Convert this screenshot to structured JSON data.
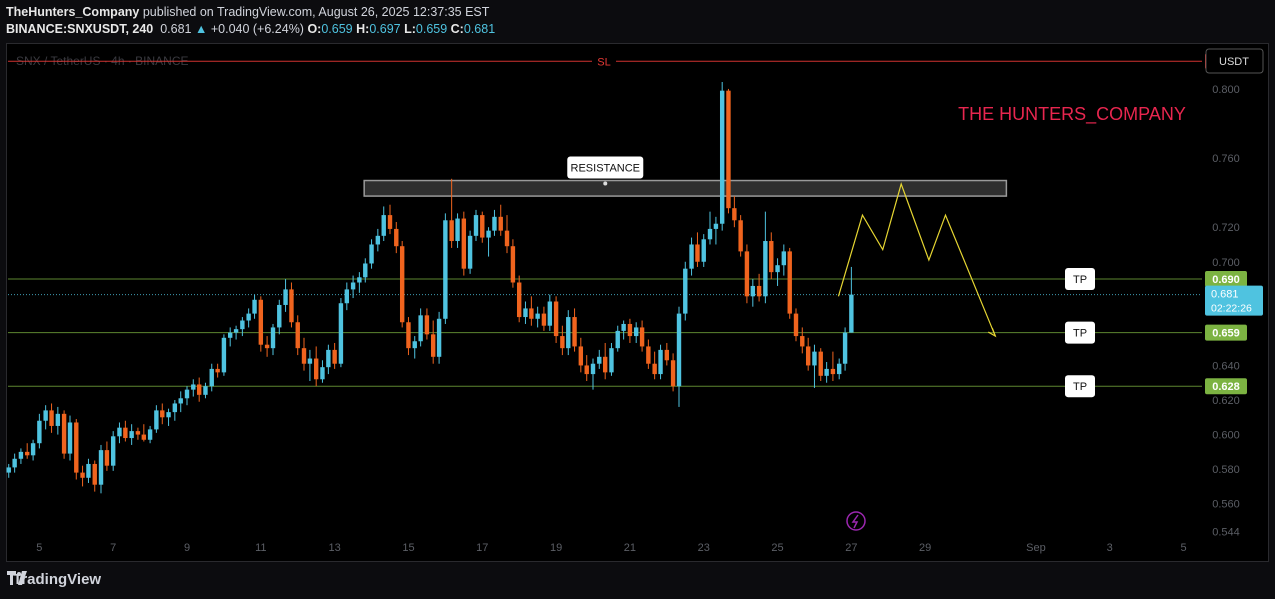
{
  "publisher": {
    "author": "TheHunters_Company",
    "text": "published on TradingView.com, August 26, 2025 12:37:35 EST"
  },
  "ticker": {
    "symbol": "BINANCE:SNXUSDT, 240",
    "last": "0.681",
    "change_arrow": "▲",
    "change": "+0.040 (+6.24%)",
    "o_label": "O:",
    "o": "0.659",
    "h_label": "H:",
    "h": "0.697",
    "l_label": "L:",
    "l": "0.659",
    "c_label": "C:",
    "c": "0.681"
  },
  "watermark": "SNX / TetherUS · 4h · BINANCE",
  "currency_button": "USDT",
  "brand_text": "THE HUNTERS_COMPANY",
  "footer_brand": "TradingView",
  "chart_data": {
    "type": "candlestick",
    "y_range": [
      0.539,
      0.826
    ],
    "y_ticks": [
      "0.800",
      "0.760",
      "0.720",
      "0.700",
      "0.640",
      "0.620",
      "0.600",
      "0.580",
      "0.560",
      "0.544"
    ],
    "y_tick_values": [
      0.8,
      0.76,
      0.72,
      0.7,
      0.64,
      0.62,
      0.6,
      0.58,
      0.56,
      0.544
    ],
    "x_ticks": [
      "5",
      "7",
      "9",
      "11",
      "13",
      "15",
      "17",
      "19",
      "21",
      "23",
      "25",
      "27",
      "29",
      "Sep",
      "3",
      "5"
    ],
    "x_tick_days": [
      5,
      7,
      9,
      11,
      13,
      15,
      17,
      19,
      21,
      23,
      25,
      27,
      29,
      32,
      34,
      36
    ],
    "x_day_range": [
      4.15,
      36.5
    ],
    "colors": {
      "up": "#4fc3e0",
      "down": "#f0641e",
      "sl": "#e53935",
      "tp": "#7cb342",
      "zigzag": "#e6d632",
      "brand": "#e8264f"
    },
    "levels": [
      {
        "label": "SL",
        "value": 0.816,
        "price_label": "0.816",
        "kind": "sl"
      },
      {
        "label": "TP",
        "value": 0.69,
        "price_label": "0.690",
        "kind": "tp"
      },
      {
        "label": "TP",
        "value": 0.659,
        "price_label": "0.659",
        "kind": "tp"
      },
      {
        "label": "TP",
        "value": 0.628,
        "price_label": "0.628",
        "kind": "tp"
      }
    ],
    "current_price": {
      "value": 0.681,
      "label": "0.681",
      "countdown": "02:22:26"
    },
    "resistance": {
      "label": "RESISTANCE",
      "low": 0.738,
      "high": 0.747,
      "start_day": 13.8,
      "end_day": 31.2
    },
    "projection": {
      "days": [
        26.65,
        27.3,
        27.85,
        28.35,
        29.1,
        29.55,
        30.9
      ],
      "values": [
        0.68,
        0.727,
        0.707,
        0.745,
        0.701,
        0.727,
        0.657
      ]
    },
    "candles": [
      {
        "d": 4.17,
        "o": 0.578,
        "h": 0.583,
        "l": 0.575,
        "c": 0.581
      },
      {
        "d": 4.33,
        "o": 0.581,
        "h": 0.589,
        "l": 0.578,
        "c": 0.586
      },
      {
        "d": 4.5,
        "o": 0.586,
        "h": 0.592,
        "l": 0.583,
        "c": 0.59
      },
      {
        "d": 4.67,
        "o": 0.59,
        "h": 0.595,
        "l": 0.586,
        "c": 0.588
      },
      {
        "d": 4.83,
        "o": 0.588,
        "h": 0.597,
        "l": 0.585,
        "c": 0.595
      },
      {
        "d": 5.0,
        "o": 0.595,
        "h": 0.612,
        "l": 0.592,
        "c": 0.608
      },
      {
        "d": 5.17,
        "o": 0.608,
        "h": 0.617,
        "l": 0.603,
        "c": 0.614
      },
      {
        "d": 5.33,
        "o": 0.614,
        "h": 0.618,
        "l": 0.601,
        "c": 0.605
      },
      {
        "d": 5.5,
        "o": 0.605,
        "h": 0.616,
        "l": 0.6,
        "c": 0.612
      },
      {
        "d": 5.67,
        "o": 0.612,
        "h": 0.614,
        "l": 0.586,
        "c": 0.589
      },
      {
        "d": 5.83,
        "o": 0.589,
        "h": 0.611,
        "l": 0.585,
        "c": 0.607
      },
      {
        "d": 6.0,
        "o": 0.607,
        "h": 0.609,
        "l": 0.574,
        "c": 0.578
      },
      {
        "d": 6.17,
        "o": 0.578,
        "h": 0.582,
        "l": 0.57,
        "c": 0.575
      },
      {
        "d": 6.33,
        "o": 0.575,
        "h": 0.586,
        "l": 0.572,
        "c": 0.583
      },
      {
        "d": 6.5,
        "o": 0.583,
        "h": 0.585,
        "l": 0.567,
        "c": 0.571
      },
      {
        "d": 6.67,
        "o": 0.571,
        "h": 0.594,
        "l": 0.566,
        "c": 0.591
      },
      {
        "d": 6.83,
        "o": 0.591,
        "h": 0.596,
        "l": 0.579,
        "c": 0.582
      },
      {
        "d": 7.0,
        "o": 0.582,
        "h": 0.602,
        "l": 0.579,
        "c": 0.599
      },
      {
        "d": 7.17,
        "o": 0.599,
        "h": 0.607,
        "l": 0.595,
        "c": 0.604
      },
      {
        "d": 7.33,
        "o": 0.604,
        "h": 0.608,
        "l": 0.596,
        "c": 0.598
      },
      {
        "d": 7.5,
        "o": 0.598,
        "h": 0.606,
        "l": 0.594,
        "c": 0.602
      },
      {
        "d": 7.67,
        "o": 0.602,
        "h": 0.604,
        "l": 0.597,
        "c": 0.6
      },
      {
        "d": 7.83,
        "o": 0.6,
        "h": 0.606,
        "l": 0.596,
        "c": 0.597
      },
      {
        "d": 8.0,
        "o": 0.597,
        "h": 0.605,
        "l": 0.595,
        "c": 0.603
      },
      {
        "d": 8.17,
        "o": 0.603,
        "h": 0.617,
        "l": 0.601,
        "c": 0.614
      },
      {
        "d": 8.33,
        "o": 0.614,
        "h": 0.618,
        "l": 0.606,
        "c": 0.61
      },
      {
        "d": 8.5,
        "o": 0.61,
        "h": 0.615,
        "l": 0.605,
        "c": 0.613
      },
      {
        "d": 8.67,
        "o": 0.613,
        "h": 0.62,
        "l": 0.608,
        "c": 0.618
      },
      {
        "d": 8.83,
        "o": 0.618,
        "h": 0.625,
        "l": 0.613,
        "c": 0.621
      },
      {
        "d": 9.0,
        "o": 0.621,
        "h": 0.628,
        "l": 0.617,
        "c": 0.626
      },
      {
        "d": 9.17,
        "o": 0.626,
        "h": 0.632,
        "l": 0.622,
        "c": 0.629
      },
      {
        "d": 9.33,
        "o": 0.629,
        "h": 0.633,
        "l": 0.619,
        "c": 0.623
      },
      {
        "d": 9.5,
        "o": 0.623,
        "h": 0.63,
        "l": 0.621,
        "c": 0.628
      },
      {
        "d": 9.67,
        "o": 0.628,
        "h": 0.641,
        "l": 0.625,
        "c": 0.638
      },
      {
        "d": 9.83,
        "o": 0.638,
        "h": 0.641,
        "l": 0.633,
        "c": 0.636
      },
      {
        "d": 10.0,
        "o": 0.636,
        "h": 0.658,
        "l": 0.634,
        "c": 0.656
      },
      {
        "d": 10.17,
        "o": 0.656,
        "h": 0.662,
        "l": 0.651,
        "c": 0.659
      },
      {
        "d": 10.33,
        "o": 0.659,
        "h": 0.663,
        "l": 0.655,
        "c": 0.661
      },
      {
        "d": 10.5,
        "o": 0.661,
        "h": 0.668,
        "l": 0.657,
        "c": 0.666
      },
      {
        "d": 10.67,
        "o": 0.666,
        "h": 0.673,
        "l": 0.662,
        "c": 0.67
      },
      {
        "d": 10.83,
        "o": 0.67,
        "h": 0.681,
        "l": 0.667,
        "c": 0.678
      },
      {
        "d": 11.0,
        "o": 0.678,
        "h": 0.68,
        "l": 0.648,
        "c": 0.652
      },
      {
        "d": 11.17,
        "o": 0.652,
        "h": 0.657,
        "l": 0.645,
        "c": 0.65
      },
      {
        "d": 11.33,
        "o": 0.65,
        "h": 0.664,
        "l": 0.646,
        "c": 0.662
      },
      {
        "d": 11.5,
        "o": 0.662,
        "h": 0.678,
        "l": 0.658,
        "c": 0.675
      },
      {
        "d": 11.67,
        "o": 0.675,
        "h": 0.69,
        "l": 0.671,
        "c": 0.684
      },
      {
        "d": 11.83,
        "o": 0.684,
        "h": 0.688,
        "l": 0.662,
        "c": 0.665
      },
      {
        "d": 12.0,
        "o": 0.665,
        "h": 0.669,
        "l": 0.646,
        "c": 0.65
      },
      {
        "d": 12.17,
        "o": 0.65,
        "h": 0.656,
        "l": 0.637,
        "c": 0.641
      },
      {
        "d": 12.33,
        "o": 0.641,
        "h": 0.649,
        "l": 0.631,
        "c": 0.644
      },
      {
        "d": 12.5,
        "o": 0.644,
        "h": 0.651,
        "l": 0.628,
        "c": 0.632
      },
      {
        "d": 12.67,
        "o": 0.632,
        "h": 0.643,
        "l": 0.63,
        "c": 0.639
      },
      {
        "d": 12.83,
        "o": 0.639,
        "h": 0.652,
        "l": 0.635,
        "c": 0.649
      },
      {
        "d": 13.0,
        "o": 0.649,
        "h": 0.653,
        "l": 0.638,
        "c": 0.641
      },
      {
        "d": 13.17,
        "o": 0.641,
        "h": 0.679,
        "l": 0.639,
        "c": 0.676
      },
      {
        "d": 13.33,
        "o": 0.676,
        "h": 0.688,
        "l": 0.672,
        "c": 0.684
      },
      {
        "d": 13.5,
        "o": 0.684,
        "h": 0.692,
        "l": 0.679,
        "c": 0.688
      },
      {
        "d": 13.67,
        "o": 0.688,
        "h": 0.694,
        "l": 0.682,
        "c": 0.691
      },
      {
        "d": 13.83,
        "o": 0.691,
        "h": 0.702,
        "l": 0.688,
        "c": 0.699
      },
      {
        "d": 14.0,
        "o": 0.699,
        "h": 0.713,
        "l": 0.696,
        "c": 0.71
      },
      {
        "d": 14.17,
        "o": 0.71,
        "h": 0.719,
        "l": 0.706,
        "c": 0.715
      },
      {
        "d": 14.33,
        "o": 0.715,
        "h": 0.732,
        "l": 0.712,
        "c": 0.727
      },
      {
        "d": 14.5,
        "o": 0.727,
        "h": 0.733,
        "l": 0.716,
        "c": 0.719
      },
      {
        "d": 14.67,
        "o": 0.719,
        "h": 0.723,
        "l": 0.705,
        "c": 0.709
      },
      {
        "d": 14.83,
        "o": 0.709,
        "h": 0.712,
        "l": 0.662,
        "c": 0.665
      },
      {
        "d": 15.0,
        "o": 0.665,
        "h": 0.668,
        "l": 0.646,
        "c": 0.65
      },
      {
        "d": 15.17,
        "o": 0.65,
        "h": 0.657,
        "l": 0.644,
        "c": 0.654
      },
      {
        "d": 15.33,
        "o": 0.654,
        "h": 0.673,
        "l": 0.651,
        "c": 0.669
      },
      {
        "d": 15.5,
        "o": 0.669,
        "h": 0.673,
        "l": 0.655,
        "c": 0.658
      },
      {
        "d": 15.67,
        "o": 0.658,
        "h": 0.666,
        "l": 0.641,
        "c": 0.645
      },
      {
        "d": 15.83,
        "o": 0.645,
        "h": 0.671,
        "l": 0.641,
        "c": 0.667
      },
      {
        "d": 16.0,
        "o": 0.667,
        "h": 0.728,
        "l": 0.664,
        "c": 0.724
      },
      {
        "d": 16.17,
        "o": 0.724,
        "h": 0.748,
        "l": 0.708,
        "c": 0.712
      },
      {
        "d": 16.33,
        "o": 0.712,
        "h": 0.728,
        "l": 0.708,
        "c": 0.725
      },
      {
        "d": 16.5,
        "o": 0.725,
        "h": 0.729,
        "l": 0.692,
        "c": 0.696
      },
      {
        "d": 16.67,
        "o": 0.696,
        "h": 0.718,
        "l": 0.693,
        "c": 0.715
      },
      {
        "d": 16.83,
        "o": 0.715,
        "h": 0.73,
        "l": 0.712,
        "c": 0.727
      },
      {
        "d": 17.0,
        "o": 0.727,
        "h": 0.729,
        "l": 0.711,
        "c": 0.714
      },
      {
        "d": 17.17,
        "o": 0.714,
        "h": 0.72,
        "l": 0.703,
        "c": 0.718
      },
      {
        "d": 17.33,
        "o": 0.718,
        "h": 0.73,
        "l": 0.715,
        "c": 0.726
      },
      {
        "d": 17.5,
        "o": 0.726,
        "h": 0.733,
        "l": 0.715,
        "c": 0.718
      },
      {
        "d": 17.67,
        "o": 0.718,
        "h": 0.727,
        "l": 0.705,
        "c": 0.709
      },
      {
        "d": 17.83,
        "o": 0.709,
        "h": 0.713,
        "l": 0.685,
        "c": 0.688
      },
      {
        "d": 18.0,
        "o": 0.688,
        "h": 0.692,
        "l": 0.665,
        "c": 0.668
      },
      {
        "d": 18.17,
        "o": 0.668,
        "h": 0.677,
        "l": 0.664,
        "c": 0.673
      },
      {
        "d": 18.33,
        "o": 0.673,
        "h": 0.68,
        "l": 0.663,
        "c": 0.667
      },
      {
        "d": 18.5,
        "o": 0.667,
        "h": 0.674,
        "l": 0.662,
        "c": 0.67
      },
      {
        "d": 18.67,
        "o": 0.67,
        "h": 0.674,
        "l": 0.66,
        "c": 0.663
      },
      {
        "d": 18.83,
        "o": 0.663,
        "h": 0.681,
        "l": 0.66,
        "c": 0.677
      },
      {
        "d": 19.0,
        "o": 0.677,
        "h": 0.68,
        "l": 0.653,
        "c": 0.657
      },
      {
        "d": 19.17,
        "o": 0.657,
        "h": 0.663,
        "l": 0.646,
        "c": 0.65
      },
      {
        "d": 19.33,
        "o": 0.65,
        "h": 0.672,
        "l": 0.646,
        "c": 0.668
      },
      {
        "d": 19.5,
        "o": 0.668,
        "h": 0.673,
        "l": 0.648,
        "c": 0.651
      },
      {
        "d": 19.67,
        "o": 0.651,
        "h": 0.656,
        "l": 0.636,
        "c": 0.64
      },
      {
        "d": 19.83,
        "o": 0.64,
        "h": 0.646,
        "l": 0.631,
        "c": 0.635
      },
      {
        "d": 20.0,
        "o": 0.635,
        "h": 0.644,
        "l": 0.626,
        "c": 0.641
      },
      {
        "d": 20.17,
        "o": 0.641,
        "h": 0.649,
        "l": 0.638,
        "c": 0.645
      },
      {
        "d": 20.33,
        "o": 0.645,
        "h": 0.653,
        "l": 0.632,
        "c": 0.636
      },
      {
        "d": 20.5,
        "o": 0.636,
        "h": 0.653,
        "l": 0.634,
        "c": 0.65
      },
      {
        "d": 20.67,
        "o": 0.65,
        "h": 0.663,
        "l": 0.648,
        "c": 0.66
      },
      {
        "d": 20.83,
        "o": 0.66,
        "h": 0.666,
        "l": 0.655,
        "c": 0.664
      },
      {
        "d": 21.0,
        "o": 0.664,
        "h": 0.667,
        "l": 0.653,
        "c": 0.657
      },
      {
        "d": 21.17,
        "o": 0.657,
        "h": 0.665,
        "l": 0.653,
        "c": 0.662
      },
      {
        "d": 21.33,
        "o": 0.662,
        "h": 0.666,
        "l": 0.648,
        "c": 0.651
      },
      {
        "d": 21.5,
        "o": 0.651,
        "h": 0.655,
        "l": 0.638,
        "c": 0.641
      },
      {
        "d": 21.67,
        "o": 0.641,
        "h": 0.648,
        "l": 0.632,
        "c": 0.635
      },
      {
        "d": 21.83,
        "o": 0.635,
        "h": 0.652,
        "l": 0.632,
        "c": 0.649
      },
      {
        "d": 22.0,
        "o": 0.649,
        "h": 0.653,
        "l": 0.64,
        "c": 0.643
      },
      {
        "d": 22.17,
        "o": 0.643,
        "h": 0.647,
        "l": 0.625,
        "c": 0.628
      },
      {
        "d": 22.33,
        "o": 0.628,
        "h": 0.674,
        "l": 0.616,
        "c": 0.67
      },
      {
        "d": 22.5,
        "o": 0.67,
        "h": 0.7,
        "l": 0.666,
        "c": 0.696
      },
      {
        "d": 22.67,
        "o": 0.696,
        "h": 0.714,
        "l": 0.692,
        "c": 0.71
      },
      {
        "d": 22.83,
        "o": 0.71,
        "h": 0.717,
        "l": 0.697,
        "c": 0.7
      },
      {
        "d": 23.0,
        "o": 0.7,
        "h": 0.716,
        "l": 0.697,
        "c": 0.713
      },
      {
        "d": 23.17,
        "o": 0.713,
        "h": 0.729,
        "l": 0.71,
        "c": 0.719
      },
      {
        "d": 23.33,
        "o": 0.719,
        "h": 0.726,
        "l": 0.71,
        "c": 0.722
      },
      {
        "d": 23.5,
        "o": 0.722,
        "h": 0.804,
        "l": 0.718,
        "c": 0.799
      },
      {
        "d": 23.67,
        "o": 0.799,
        "h": 0.8,
        "l": 0.728,
        "c": 0.731
      },
      {
        "d": 23.83,
        "o": 0.731,
        "h": 0.738,
        "l": 0.72,
        "c": 0.724
      },
      {
        "d": 24.0,
        "o": 0.724,
        "h": 0.727,
        "l": 0.703,
        "c": 0.706
      },
      {
        "d": 24.17,
        "o": 0.706,
        "h": 0.71,
        "l": 0.676,
        "c": 0.68
      },
      {
        "d": 24.33,
        "o": 0.68,
        "h": 0.69,
        "l": 0.674,
        "c": 0.686
      },
      {
        "d": 24.5,
        "o": 0.686,
        "h": 0.693,
        "l": 0.677,
        "c": 0.68
      },
      {
        "d": 24.67,
        "o": 0.68,
        "h": 0.729,
        "l": 0.676,
        "c": 0.712
      },
      {
        "d": 24.83,
        "o": 0.712,
        "h": 0.717,
        "l": 0.69,
        "c": 0.694
      },
      {
        "d": 25.0,
        "o": 0.694,
        "h": 0.702,
        "l": 0.686,
        "c": 0.698
      },
      {
        "d": 25.17,
        "o": 0.698,
        "h": 0.71,
        "l": 0.692,
        "c": 0.706
      },
      {
        "d": 25.33,
        "o": 0.706,
        "h": 0.708,
        "l": 0.667,
        "c": 0.67
      },
      {
        "d": 25.5,
        "o": 0.67,
        "h": 0.673,
        "l": 0.654,
        "c": 0.657
      },
      {
        "d": 25.67,
        "o": 0.657,
        "h": 0.662,
        "l": 0.647,
        "c": 0.651
      },
      {
        "d": 25.83,
        "o": 0.651,
        "h": 0.656,
        "l": 0.637,
        "c": 0.64
      },
      {
        "d": 26.0,
        "o": 0.64,
        "h": 0.652,
        "l": 0.627,
        "c": 0.648
      },
      {
        "d": 26.17,
        "o": 0.648,
        "h": 0.65,
        "l": 0.631,
        "c": 0.634
      },
      {
        "d": 26.33,
        "o": 0.634,
        "h": 0.642,
        "l": 0.63,
        "c": 0.638
      },
      {
        "d": 26.5,
        "o": 0.638,
        "h": 0.648,
        "l": 0.631,
        "c": 0.635
      },
      {
        "d": 26.67,
        "o": 0.635,
        "h": 0.644,
        "l": 0.632,
        "c": 0.641
      },
      {
        "d": 26.83,
        "o": 0.641,
        "h": 0.662,
        "l": 0.637,
        "c": 0.659
      },
      {
        "d": 27.0,
        "o": 0.659,
        "h": 0.697,
        "l": 0.659,
        "c": 0.681
      }
    ]
  }
}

**BRIEF**. Tell how many lines above contain the word "TradingView". Give the number alone.

**WRITTEN ANSWER**. 2